---------- Data rows
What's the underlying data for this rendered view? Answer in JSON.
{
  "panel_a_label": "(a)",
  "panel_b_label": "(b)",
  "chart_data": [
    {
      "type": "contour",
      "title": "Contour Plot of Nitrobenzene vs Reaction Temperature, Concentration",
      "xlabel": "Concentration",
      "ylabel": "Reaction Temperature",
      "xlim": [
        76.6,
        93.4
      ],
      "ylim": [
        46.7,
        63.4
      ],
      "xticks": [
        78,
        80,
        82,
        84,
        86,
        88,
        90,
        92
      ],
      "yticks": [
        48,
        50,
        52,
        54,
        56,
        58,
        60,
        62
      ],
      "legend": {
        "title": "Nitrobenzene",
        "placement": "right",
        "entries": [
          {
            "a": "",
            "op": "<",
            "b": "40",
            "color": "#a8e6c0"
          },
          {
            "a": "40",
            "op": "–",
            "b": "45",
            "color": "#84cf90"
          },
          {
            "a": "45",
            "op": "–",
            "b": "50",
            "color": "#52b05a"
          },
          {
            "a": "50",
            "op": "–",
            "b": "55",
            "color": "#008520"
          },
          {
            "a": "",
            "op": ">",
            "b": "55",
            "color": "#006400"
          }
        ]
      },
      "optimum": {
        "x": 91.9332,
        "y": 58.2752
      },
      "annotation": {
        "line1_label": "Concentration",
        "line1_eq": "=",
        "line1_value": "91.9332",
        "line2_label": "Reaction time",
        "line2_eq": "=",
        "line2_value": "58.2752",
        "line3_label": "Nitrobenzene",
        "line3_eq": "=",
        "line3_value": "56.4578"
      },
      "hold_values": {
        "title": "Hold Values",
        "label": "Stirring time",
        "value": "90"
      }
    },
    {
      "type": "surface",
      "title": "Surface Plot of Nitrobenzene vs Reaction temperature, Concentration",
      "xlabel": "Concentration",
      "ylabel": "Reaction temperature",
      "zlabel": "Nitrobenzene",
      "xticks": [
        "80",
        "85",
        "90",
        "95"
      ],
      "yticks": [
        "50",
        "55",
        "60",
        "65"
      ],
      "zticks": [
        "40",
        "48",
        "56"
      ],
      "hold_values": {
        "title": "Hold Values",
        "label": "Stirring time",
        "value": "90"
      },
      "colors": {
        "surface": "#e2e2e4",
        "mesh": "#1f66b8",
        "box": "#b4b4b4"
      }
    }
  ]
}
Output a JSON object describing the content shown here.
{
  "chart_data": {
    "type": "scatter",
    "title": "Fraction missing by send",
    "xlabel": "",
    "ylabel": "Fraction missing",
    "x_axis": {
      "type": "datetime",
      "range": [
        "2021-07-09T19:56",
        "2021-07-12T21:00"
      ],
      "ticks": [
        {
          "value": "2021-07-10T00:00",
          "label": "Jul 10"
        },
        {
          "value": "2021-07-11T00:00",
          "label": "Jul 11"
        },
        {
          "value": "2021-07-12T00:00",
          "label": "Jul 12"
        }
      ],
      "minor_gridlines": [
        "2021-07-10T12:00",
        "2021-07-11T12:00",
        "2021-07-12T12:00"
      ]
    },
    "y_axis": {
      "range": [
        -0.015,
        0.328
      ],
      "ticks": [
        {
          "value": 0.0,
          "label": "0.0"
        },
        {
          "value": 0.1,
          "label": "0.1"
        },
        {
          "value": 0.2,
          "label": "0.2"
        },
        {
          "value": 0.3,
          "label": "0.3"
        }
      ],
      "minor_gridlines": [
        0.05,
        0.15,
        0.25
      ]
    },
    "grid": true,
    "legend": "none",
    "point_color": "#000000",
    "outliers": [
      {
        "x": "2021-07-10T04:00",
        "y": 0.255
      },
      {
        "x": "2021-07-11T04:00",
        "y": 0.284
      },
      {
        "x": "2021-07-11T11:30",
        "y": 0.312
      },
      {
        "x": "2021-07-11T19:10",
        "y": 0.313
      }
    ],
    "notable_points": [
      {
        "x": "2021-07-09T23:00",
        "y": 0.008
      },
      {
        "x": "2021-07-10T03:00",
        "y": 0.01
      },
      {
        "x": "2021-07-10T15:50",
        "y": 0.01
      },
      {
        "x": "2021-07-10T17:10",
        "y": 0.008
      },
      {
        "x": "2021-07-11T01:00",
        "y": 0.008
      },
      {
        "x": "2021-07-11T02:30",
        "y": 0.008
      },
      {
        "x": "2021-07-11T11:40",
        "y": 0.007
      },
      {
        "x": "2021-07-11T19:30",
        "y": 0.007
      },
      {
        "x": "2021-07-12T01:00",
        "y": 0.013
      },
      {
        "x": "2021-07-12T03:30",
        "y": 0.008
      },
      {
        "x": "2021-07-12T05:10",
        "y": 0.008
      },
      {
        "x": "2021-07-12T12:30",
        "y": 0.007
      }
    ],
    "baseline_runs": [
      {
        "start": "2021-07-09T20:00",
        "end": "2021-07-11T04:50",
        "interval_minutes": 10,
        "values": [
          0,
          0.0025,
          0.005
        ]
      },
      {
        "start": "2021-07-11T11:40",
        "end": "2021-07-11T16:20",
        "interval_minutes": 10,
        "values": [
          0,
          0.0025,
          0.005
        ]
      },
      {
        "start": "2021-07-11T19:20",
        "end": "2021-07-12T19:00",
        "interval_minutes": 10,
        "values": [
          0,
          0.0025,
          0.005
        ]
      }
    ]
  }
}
--------------------
▶ Required work: All of the entries above should be written out again exactly.

▶ Answer for this exercise:
What's the underlying data for this rendered view? Answer in JSON.
{
  "panel_a_label": "(a)",
  "panel_b_label": "(b)",
  "chart_data": [
    {
      "type": "contour",
      "title": "Contour Plot of Nitrobenzene vs Reaction Temperature, Concentration",
      "xlabel": "Concentration",
      "ylabel": "Reaction Temperature",
      "xlim": [
        76.6,
        93.4
      ],
      "ylim": [
        46.7,
        63.4
      ],
      "xticks": [
        78,
        80,
        82,
        84,
        86,
        88,
        90,
        92
      ],
      "yticks": [
        48,
        50,
        52,
        54,
        56,
        58,
        60,
        62
      ],
      "legend": {
        "title": "Nitrobenzene",
        "placement": "right",
        "entries": [
          {
            "a": "",
            "op": "<",
            "b": "40",
            "color": "#a8e6c0"
          },
          {
            "a": "40",
            "op": "–",
            "b": "45",
            "color": "#84cf90"
          },
          {
            "a": "45",
            "op": "–",
            "b": "50",
            "color": "#52b05a"
          },
          {
            "a": "50",
            "op": "–",
            "b": "55",
            "color": "#008520"
          },
          {
            "a": "",
            "op": ">",
            "b": "55",
            "color": "#006400"
          }
        ]
      },
      "optimum": {
        "x": 91.9332,
        "y": 58.2752
      },
      "annotation": {
        "line1_label": "Concentration",
        "line1_eq": "=",
        "line1_value": "91.9332",
        "line2_label": "Reaction time",
        "line2_eq": "=",
        "line2_value": "58.2752",
        "line3_label": "Nitrobenzene",
        "line3_eq": "=",
        "line3_value": "56.4578"
      },
      "hold_values": {
        "title": "Hold Values",
        "label": "Stirring time",
        "value": "90"
      }
    },
    {
      "type": "surface",
      "title": "Surface Plot of Nitrobenzene vs Reaction temperature, Concentration",
      "xlabel": "Concentration",
      "ylabel": "Reaction temperature",
      "zlabel": "Nitrobenzene",
      "xticks": [
        "80",
        "85",
        "90",
        "95"
      ],
      "yticks": [
        "50",
        "55",
        "60",
        "65"
      ],
      "zticks": [
        "40",
        "48",
        "56"
      ],
      "hold_values": {
        "title": "Hold Values",
        "label": "Stirring time",
        "value": "90"
      },
      "colors": {
        "surface": "#e2e2e4",
        "mesh": "#1f66b8",
        "box": "#b4b4b4"
      }
    }
  ]
}
Output a JSON object describing the content shown here.
{
  "chart_data": {
    "type": "scatter",
    "title": "Fraction missing by send",
    "xlabel": "",
    "ylabel": "Fraction missing",
    "x_axis": {
      "type": "datetime",
      "range": [
        "2021-07-09T19:56",
        "2021-07-12T21:00"
      ],
      "ticks": [
        {
          "value": "2021-07-10T00:00",
          "label": "Jul 10"
        },
        {
          "value": "2021-07-11T00:00",
          "label": "Jul 11"
        },
        {
          "value": "2021-07-12T00:00",
          "label": "Jul 12"
        }
      ],
      "minor_gridlines": [
        "2021-07-10T12:00",
        "2021-07-11T12:00",
        "2021-07-12T12:00"
      ]
    },
    "y_axis": {
      "range": [
        -0.015,
        0.328
      ],
      "ticks": [
        {
          "value": 0.0,
          "label": "0.0"
        },
        {
          "value": 0.1,
          "label": "0.1"
        },
        {
          "value": 0.2,
          "label": "0.2"
        },
        {
          "value": 0.3,
          "label": "0.3"
        }
      ],
      "minor_gridlines": [
        0.05,
        0.15,
        0.25
      ]
    },
    "grid": true,
    "legend": "none",
    "point_color": "#000000",
    "outliers": [
      {
        "x": "2021-07-10T04:00",
        "y": 0.255
      },
      {
        "x": "2021-07-11T04:00",
        "y": 0.284
      },
      {
        "x": "2021-07-11T11:30",
        "y": 0.312
      },
      {
        "x": "2021-07-11T19:10",
        "y": 0.313
      }
    ],
    "notable_points": [
      {
        "x": "2021-07-09T23:00",
        "y": 0.008
      },
      {
        "x": "2021-07-10T03:00",
        "y": 0.01
      },
      {
        "x": "2021-07-10T15:50",
        "y": 0.01
      },
      {
        "x": "2021-07-10T17:10",
        "y": 0.008
      },
      {
        "x": "2021-07-11T01:00",
        "y": 0.008
      },
      {
        "x": "2021-07-11T02:30",
        "y": 0.008
      },
      {
        "x": "2021-07-11T11:40",
        "y": 0.007
      },
      {
        "x": "2021-07-11T19:30",
        "y": 0.007
      },
      {
        "x": "2021-07-12T01:00",
        "y": 0.013
      },
      {
        "x": "2021-07-12T03:30",
        "y": 0.008
      },
      {
        "x": "2021-07-12T05:10",
        "y": 0.008
      },
      {
        "x": "2021-07-12T12:30",
        "y": 0.007
      }
    ],
    "baseline_runs": [
      {
        "start": "2021-07-09T20:00",
        "end": "2021-07-11T04:50",
        "interval_minutes": 10,
        "values": [
          0,
          0.0025,
          0.005
        ]
      },
      {
        "start": "2021-07-11T11:40",
        "end": "2021-07-11T16:20",
        "interval_minutes": 10,
        "values": [
          0,
          0.0025,
          0.005
        ]
      },
      {
        "start": "2021-07-11T19:20",
        "end": "2021-07-12T19:00",
        "interval_minutes": 10,
        "values": [
          0,
          0.0025,
          0.005
        ]
      }
    ]
  }
}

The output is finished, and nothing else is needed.